** start **

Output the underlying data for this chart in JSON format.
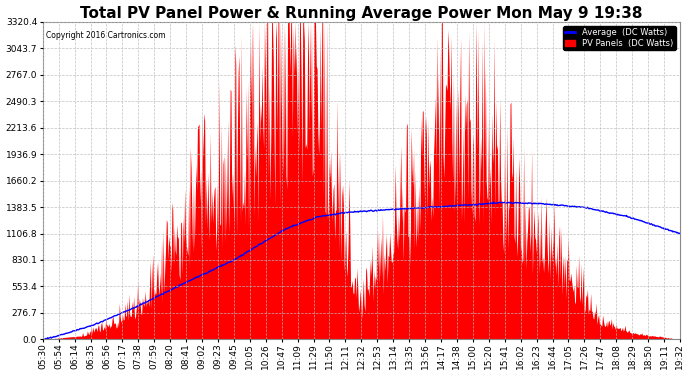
{
  "title": "Total PV Panel Power & Running Average Power Mon May 9 19:38",
  "copyright": "Copyright 2016 Cartronics.com",
  "legend_avg": "Average  (DC Watts)",
  "legend_pv": "PV Panels  (DC Watts)",
  "ylim": [
    0,
    3320.4
  ],
  "yticks": [
    0.0,
    276.7,
    553.4,
    830.1,
    1106.8,
    1383.5,
    1660.2,
    1936.9,
    2213.6,
    2490.3,
    2767.0,
    3043.7,
    3320.4
  ],
  "xtick_labels": [
    "05:30",
    "05:54",
    "06:14",
    "06:35",
    "06:56",
    "07:17",
    "07:38",
    "07:59",
    "08:20",
    "08:41",
    "09:02",
    "09:23",
    "09:45",
    "10:05",
    "10:26",
    "10:47",
    "11:09",
    "11:29",
    "11:50",
    "12:11",
    "12:32",
    "12:53",
    "13:14",
    "13:35",
    "13:56",
    "14:17",
    "14:38",
    "15:00",
    "15:20",
    "15:41",
    "16:02",
    "16:23",
    "16:44",
    "17:05",
    "17:26",
    "17:47",
    "18:08",
    "18:29",
    "18:50",
    "19:11",
    "19:32"
  ],
  "background_color": "#ffffff",
  "grid_color": "#bbbbbb",
  "bar_color": "#ff0000",
  "avg_line_color": "#0000ff",
  "title_fontsize": 11,
  "axis_fontsize": 6.5,
  "avg_keypoints_x": [
    0.0,
    0.02,
    0.08,
    0.15,
    0.22,
    0.3,
    0.38,
    0.43,
    0.48,
    0.53,
    0.58,
    0.63,
    0.68,
    0.72,
    0.78,
    0.85,
    0.92,
    1.0
  ],
  "avg_keypoints_y": [
    0,
    30,
    150,
    350,
    580,
    830,
    1150,
    1280,
    1330,
    1350,
    1370,
    1390,
    1410,
    1430,
    1420,
    1380,
    1280,
    1106
  ]
}
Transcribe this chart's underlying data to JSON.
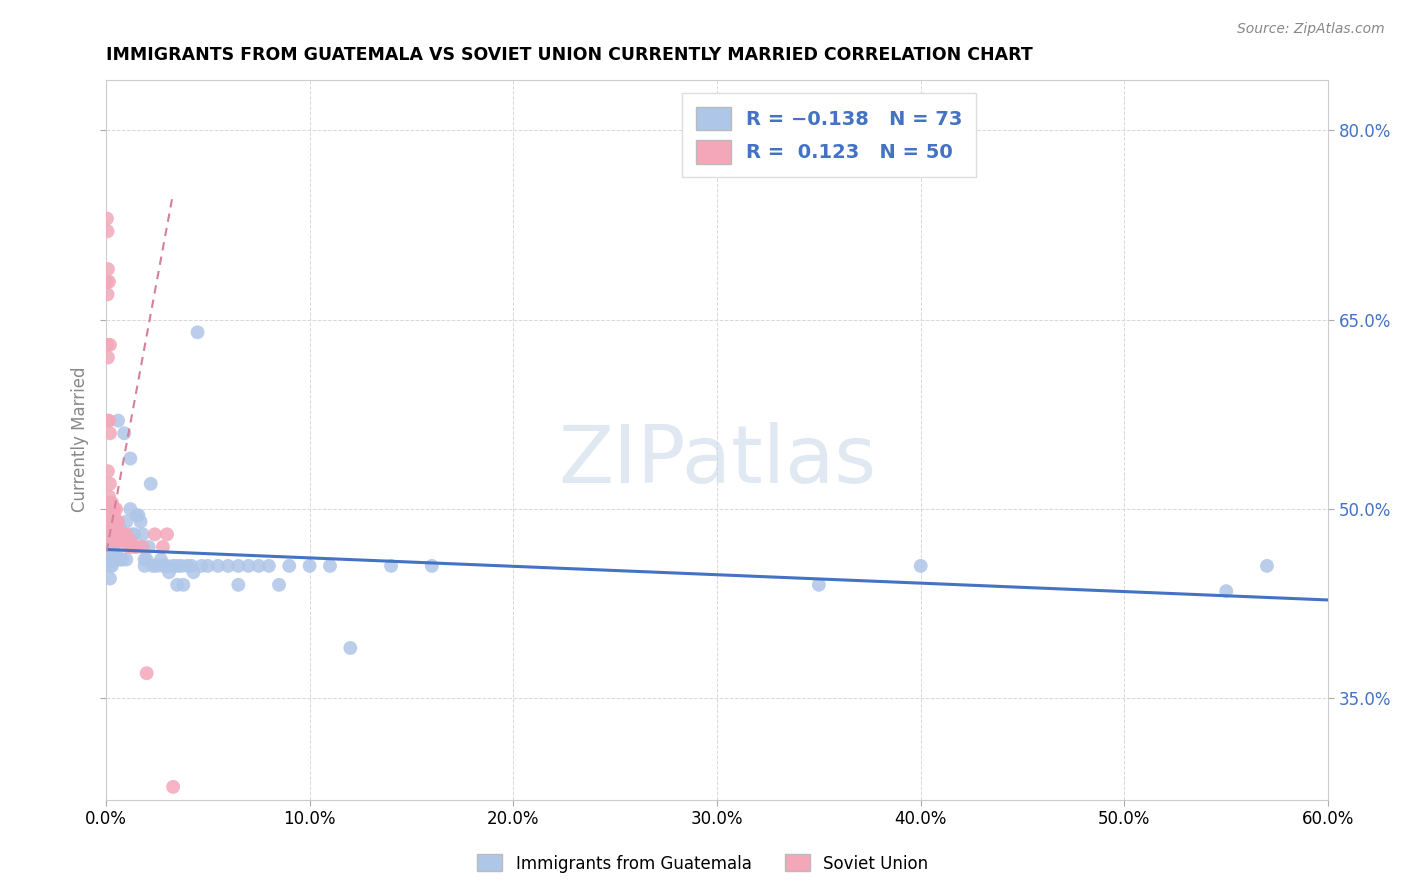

** end **

> _AIM_:
Quote everything in the listing above exactly; pictures are the only thing to omit.

> _RESULT OF THIS TASK_:
Output the underlying data for this chart in JSON format.
{
  "title": "Total PV Panel Power & Running Average Power Mon May 9 19:38",
  "copyright": "Copyright 2016 Cartronics.com",
  "legend_avg": "Average  (DC Watts)",
  "legend_pv": "PV Panels  (DC Watts)",
  "ylim": [
    0,
    3320.4
  ],
  "yticks": [
    0.0,
    276.7,
    553.4,
    830.1,
    1106.8,
    1383.5,
    1660.2,
    1936.9,
    2213.6,
    2490.3,
    2767.0,
    3043.7,
    3320.4
  ],
  "xtick_labels": [
    "05:30",
    "05:54",
    "06:14",
    "06:35",
    "06:56",
    "07:17",
    "07:38",
    "07:59",
    "08:20",
    "08:41",
    "09:02",
    "09:23",
    "09:45",
    "10:05",
    "10:26",
    "10:47",
    "11:09",
    "11:29",
    "11:50",
    "12:11",
    "12:32",
    "12:53",
    "13:14",
    "13:35",
    "13:56",
    "14:17",
    "14:38",
    "15:00",
    "15:20",
    "15:41",
    "16:02",
    "16:23",
    "16:44",
    "17:05",
    "17:26",
    "17:47",
    "18:08",
    "18:29",
    "18:50",
    "19:11",
    "19:32"
  ],
  "background_color": "#ffffff",
  "grid_color": "#bbbbbb",
  "bar_color": "#ff0000",
  "avg_line_color": "#0000ff",
  "title_fontsize": 11,
  "axis_fontsize": 6.5,
  "avg_keypoints_x": [
    0.0,
    0.02,
    0.08,
    0.15,
    0.22,
    0.3,
    0.38,
    0.43,
    0.48,
    0.53,
    0.58,
    0.63,
    0.68,
    0.72,
    0.78,
    0.85,
    0.92,
    1.0
  ],
  "avg_keypoints_y": [
    0,
    30,
    150,
    350,
    580,
    830,
    1150,
    1280,
    1330,
    1350,
    1370,
    1390,
    1410,
    1430,
    1420,
    1380,
    1280,
    1106
  ]
}
Transcribe this chart's underlying data to JSON.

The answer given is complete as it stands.